- Task requirements
Go through the entries below and pick out every line with "Accelerator".
--- BEGIN ---
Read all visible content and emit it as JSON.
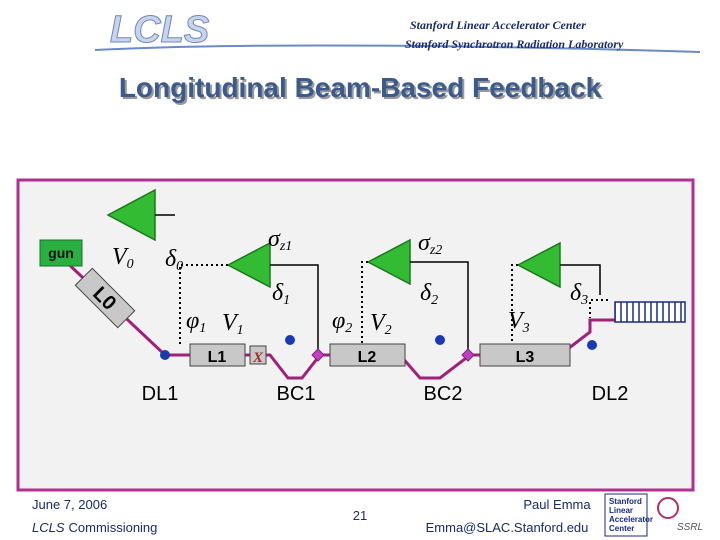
{
  "header": {
    "logo": "LCLS",
    "lab1": "Stanford Linear Accelerator Center",
    "lab2": "Stanford Synchrotron Radiation Laboratory"
  },
  "title": "Longitudinal Beam-Based Feedback",
  "diagram": {
    "gun": "gun",
    "linacs": [
      "L0",
      "L1",
      "X",
      "L2",
      "L3"
    ],
    "symbols": [
      {
        "sym": "V",
        "sub": "0"
      },
      {
        "sym": "δ",
        "sub": "0"
      },
      {
        "sym": "σ",
        "sub": "z1"
      },
      {
        "sym": "σ",
        "sub": "z2"
      },
      {
        "sym": "φ",
        "sub": "1"
      },
      {
        "sym": "V",
        "sub": "1"
      },
      {
        "sym": "δ",
        "sub": "1"
      },
      {
        "sym": "φ",
        "sub": "2"
      },
      {
        "sym": "V",
        "sub": "2"
      },
      {
        "sym": "δ",
        "sub": "2"
      },
      {
        "sym": "V",
        "sub": "3"
      },
      {
        "sym": "δ",
        "sub": "3"
      }
    ],
    "sections": [
      "DL1",
      "BC1",
      "BC2",
      "DL2"
    ]
  },
  "footer": {
    "date": "June 7, 2006",
    "project": "LCLS",
    "project_rest": "Commissioning",
    "page": "21",
    "author": "Paul Emma",
    "email": "Emma@SLAC.Stanford.edu",
    "logo_lines": [
      "Stanford",
      "Linear",
      "Accelerator",
      "Center"
    ],
    "ssrl": "SSRL"
  }
}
--- END ---
- Written answer
    "lab1": "Stanford Linear Accelerator Center",
      "Accelerator",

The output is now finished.